DATA SUPPLIED –
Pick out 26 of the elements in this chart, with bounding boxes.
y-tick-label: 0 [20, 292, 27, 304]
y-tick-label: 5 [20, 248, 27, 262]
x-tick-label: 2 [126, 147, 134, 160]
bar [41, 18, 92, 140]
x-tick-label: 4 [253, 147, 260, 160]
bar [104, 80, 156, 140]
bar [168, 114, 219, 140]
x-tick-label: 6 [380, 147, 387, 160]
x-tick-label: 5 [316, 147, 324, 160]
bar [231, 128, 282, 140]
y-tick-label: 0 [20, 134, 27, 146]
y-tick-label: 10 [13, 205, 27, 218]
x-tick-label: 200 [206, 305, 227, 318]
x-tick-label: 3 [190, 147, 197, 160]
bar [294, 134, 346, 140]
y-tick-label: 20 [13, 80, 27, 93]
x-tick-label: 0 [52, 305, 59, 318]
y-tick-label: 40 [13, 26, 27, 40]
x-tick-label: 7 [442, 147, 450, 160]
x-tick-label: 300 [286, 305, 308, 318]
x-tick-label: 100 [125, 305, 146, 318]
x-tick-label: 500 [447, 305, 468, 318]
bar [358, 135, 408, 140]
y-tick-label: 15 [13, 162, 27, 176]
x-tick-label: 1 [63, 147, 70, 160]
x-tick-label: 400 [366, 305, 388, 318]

EXERCISE OBJECTIVE – Reproduce the material above line for line, with no changes.

WRITTEN RESPONSE –
Pick out 26 of the elements in this chart, with bounding boxes.
y-tick-label: 0 [20, 292, 27, 304]
y-tick-label: 5 [20, 248, 27, 262]
x-tick-label: 2 [126, 147, 134, 160]
bar [41, 18, 92, 140]
x-tick-label: 4 [253, 147, 260, 160]
bar [104, 80, 156, 140]
bar [168, 114, 219, 140]
x-tick-label: 6 [380, 147, 387, 160]
x-tick-label: 5 [316, 147, 324, 160]
bar [231, 128, 282, 140]
y-tick-label: 0 [20, 134, 27, 146]
y-tick-label: 10 [13, 205, 27, 218]
x-tick-label: 200 [206, 305, 227, 318]
x-tick-label: 3 [190, 147, 197, 160]
bar [294, 134, 346, 140]
y-tick-label: 20 [13, 80, 27, 93]
x-tick-label: 0 [52, 305, 59, 318]
y-tick-label: 40 [13, 26, 27, 40]
x-tick-label: 7 [442, 147, 450, 160]
x-tick-label: 300 [286, 305, 308, 318]
x-tick-label: 100 [125, 305, 146, 318]
x-tick-label: 500 [447, 305, 468, 318]
bar [358, 135, 408, 140]
y-tick-label: 15 [13, 162, 27, 176]
x-tick-label: 1 [63, 147, 70, 160]
x-tick-label: 400 [366, 305, 388, 318]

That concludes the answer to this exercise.